Problem requirements: Output solely the number of lines containing the string "Kính".

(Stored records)
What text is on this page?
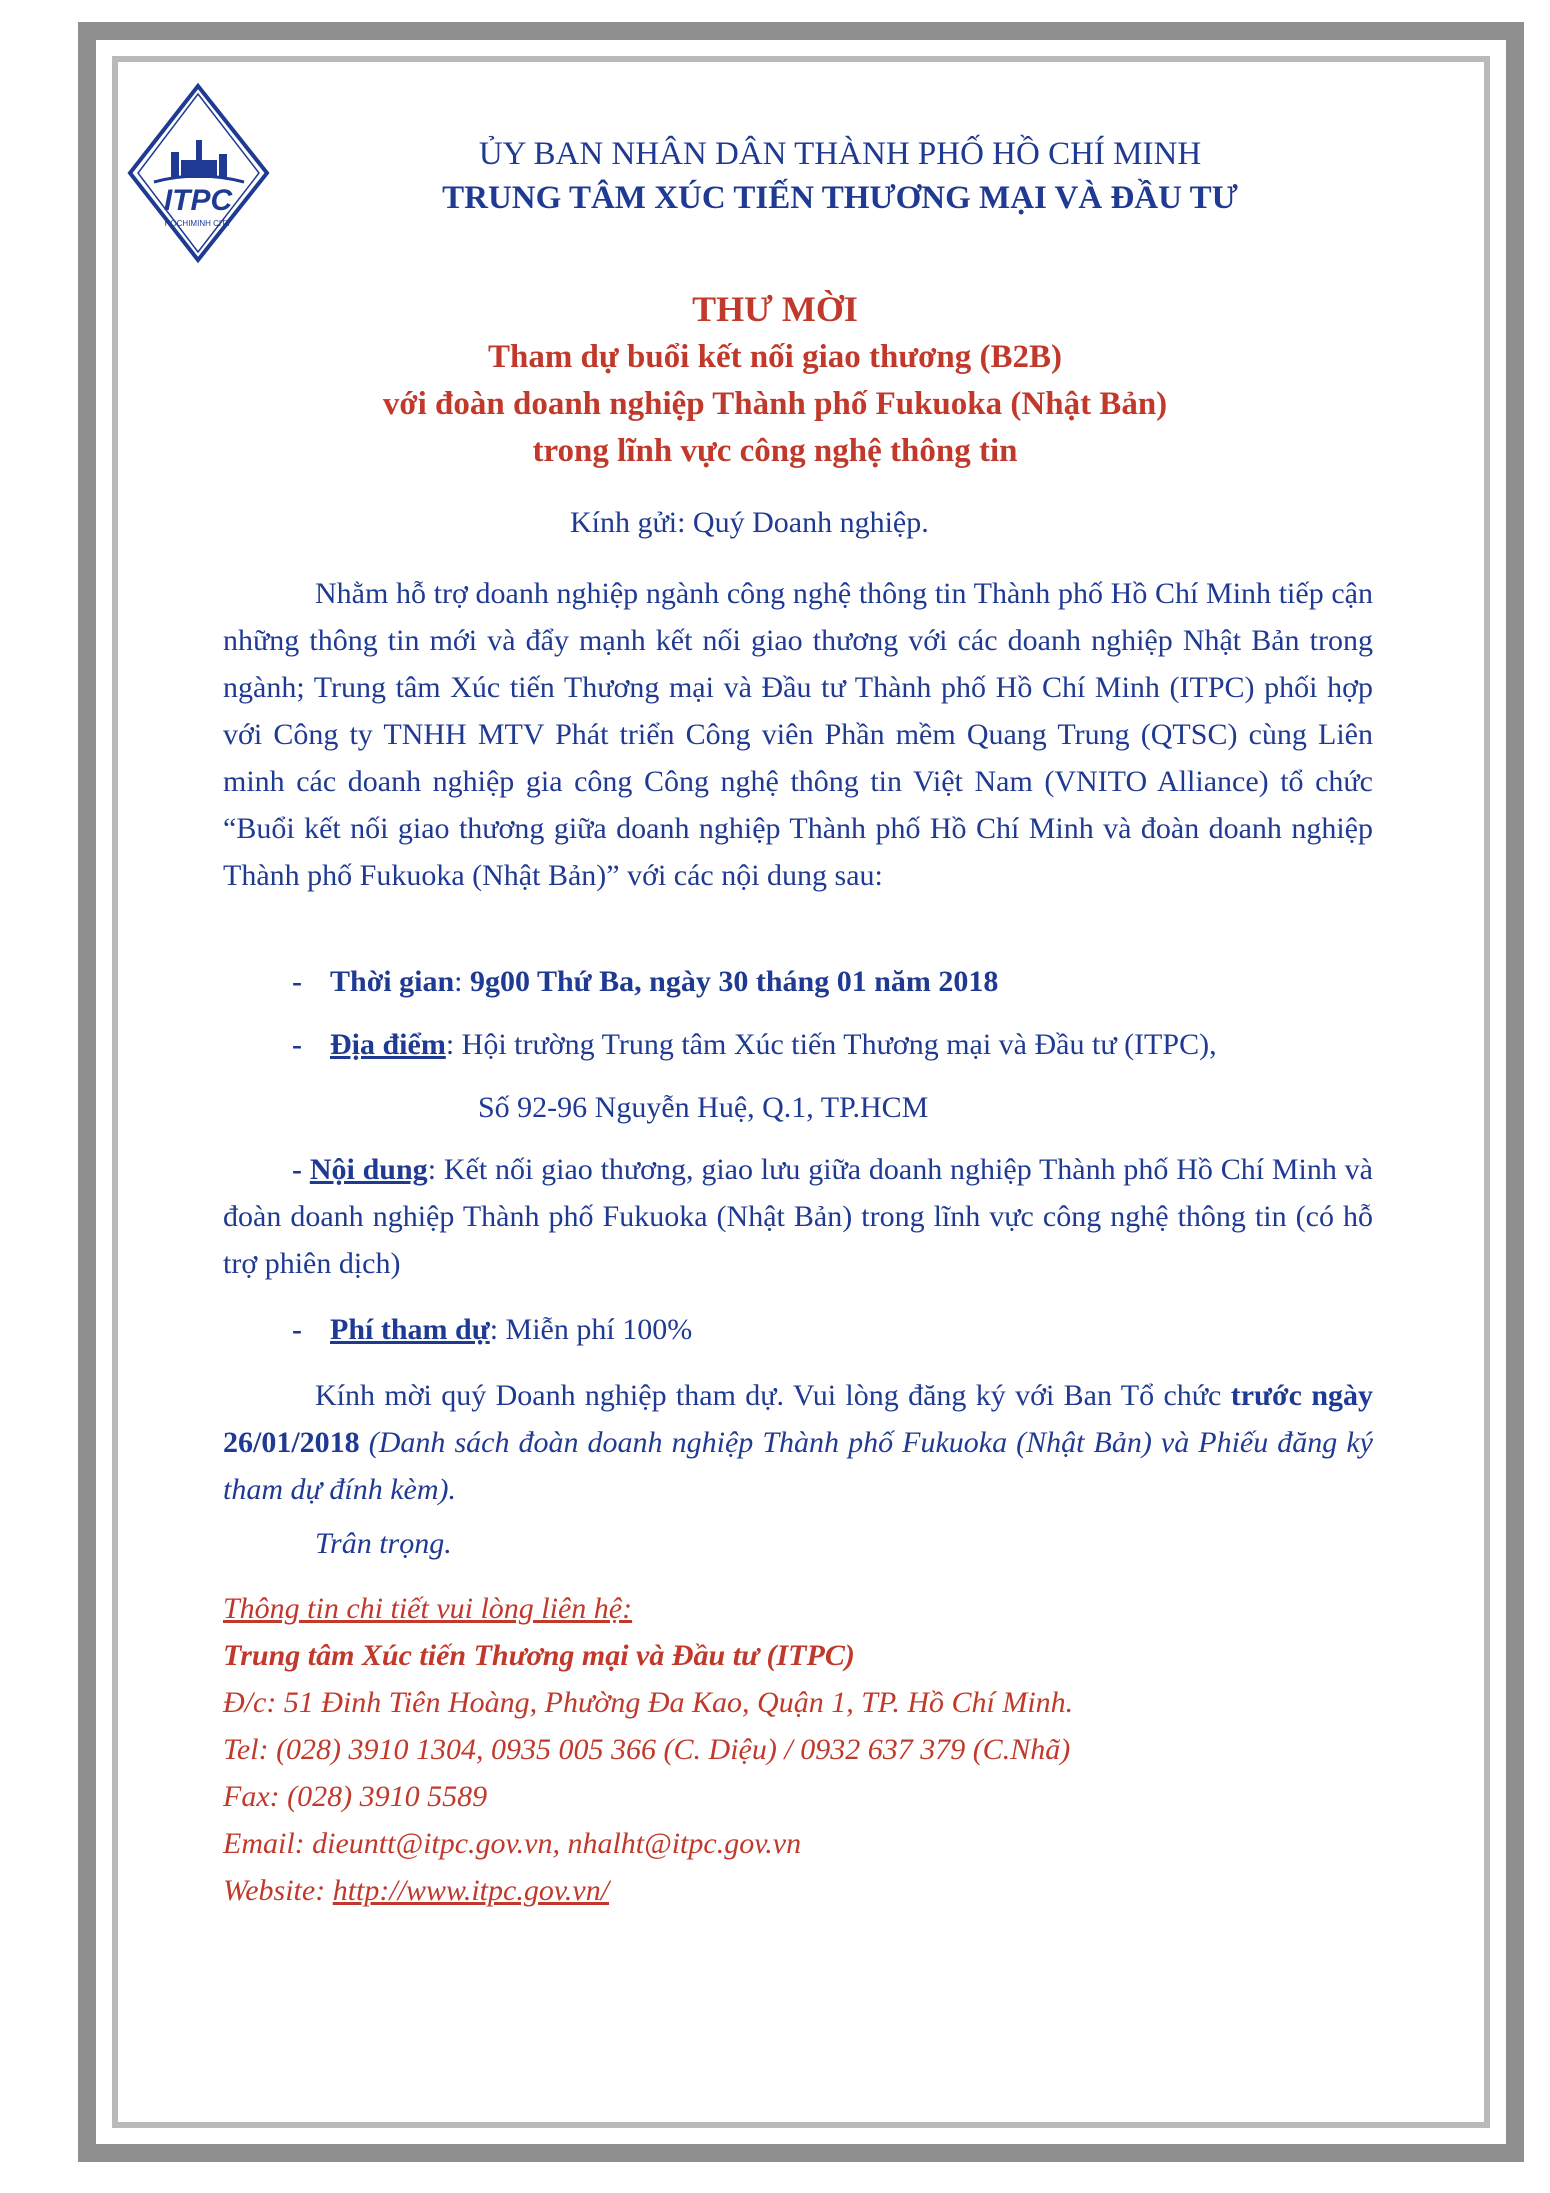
ITPC
HOCHIMINH CITY
ỦY BAN NHÂN DÂN THÀNH PHỐ HỒ CHÍ MINH
TRUNG TÂM XÚC TIẾN THƯƠNG MẠI VÀ ĐẦU TƯ
THƯ MỜI
Tham dự buổi kết nối giao thương (B2B)
với đoàn doanh nghiệp Thành phố Fukuoka (Nhật Bản)
trong lĩnh vực công nghệ thông tin
Kính gửi: Quý Doanh nghiệp.
Nhằm hỗ trợ doanh nghiệp ngành công nghệ thông tin Thành phố Hồ Chí Minh tiếp cận những thông tin mới và đẩy mạnh kết nối giao thương với các doanh nghiệp Nhật Bản trong ngành; Trung tâm Xúc tiến Thương mại và Đầu tư Thành phố Hồ Chí Minh (ITPC) phối hợp với Công ty TNHH MTV Phát triển Công viên Phần mềm Quang Trung (QTSC) cùng Liên minh các doanh nghiệp gia công Công nghệ thông tin Việt Nam (VNITO Alliance) tổ chức “Buổi kết nối giao thương giữa doanh nghiệp Thành phố Hồ Chí Minh và đoàn doanh nghiệp Thành phố Fukuoka (Nhật Bản)” với các nội dung sau:
- Thời gian: 9g00 Thứ Ba, ngày 30 tháng 01 năm 2018
- Địa điểm: Hội trường Trung tâm Xúc tiến Thương mại và Đầu tư (ITPC),
Số 92-96 Nguyễn Huệ, Q.1, TP.HCM
- Nội dung: Kết nối giao thương, giao lưu giữa doanh nghiệp Thành phố Hồ Chí Minh và đoàn doanh nghiệp Thành phố Fukuoka (Nhật Bản) trong lĩnh vực công nghệ thông tin (có hỗ trợ phiên dịch)
- Phí tham dự: Miễn phí 100%
Kính mời quý Doanh nghiệp tham dự. Vui lòng đăng ký với Ban Tổ chức trước ngày 26/01/2018 (Danh sách đoàn doanh nghiệp Thành phố Fukuoka (Nhật Bản) và Phiếu đăng ký tham dự đính kèm).
Trân trọng.
Thông tin chi tiết vui lòng liên hệ:
Trung tâm Xúc tiến Thương mại và Đầu tư (ITPC)
Đ/c: 51 Đinh Tiên Hoàng, Phường Đa Kao, Quận 1, TP. Hồ Chí Minh.
Tel: (028) 3910 1304, 0935 005 366 (C. Diệu) / 0932 637 379 (C.Nhã)
Fax: (028) 3910 5589
Email: dieuntt@itpc.gov.vn, nhalht@itpc.gov.vn
Website: http://www.itpc.gov.vn/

Output below: 2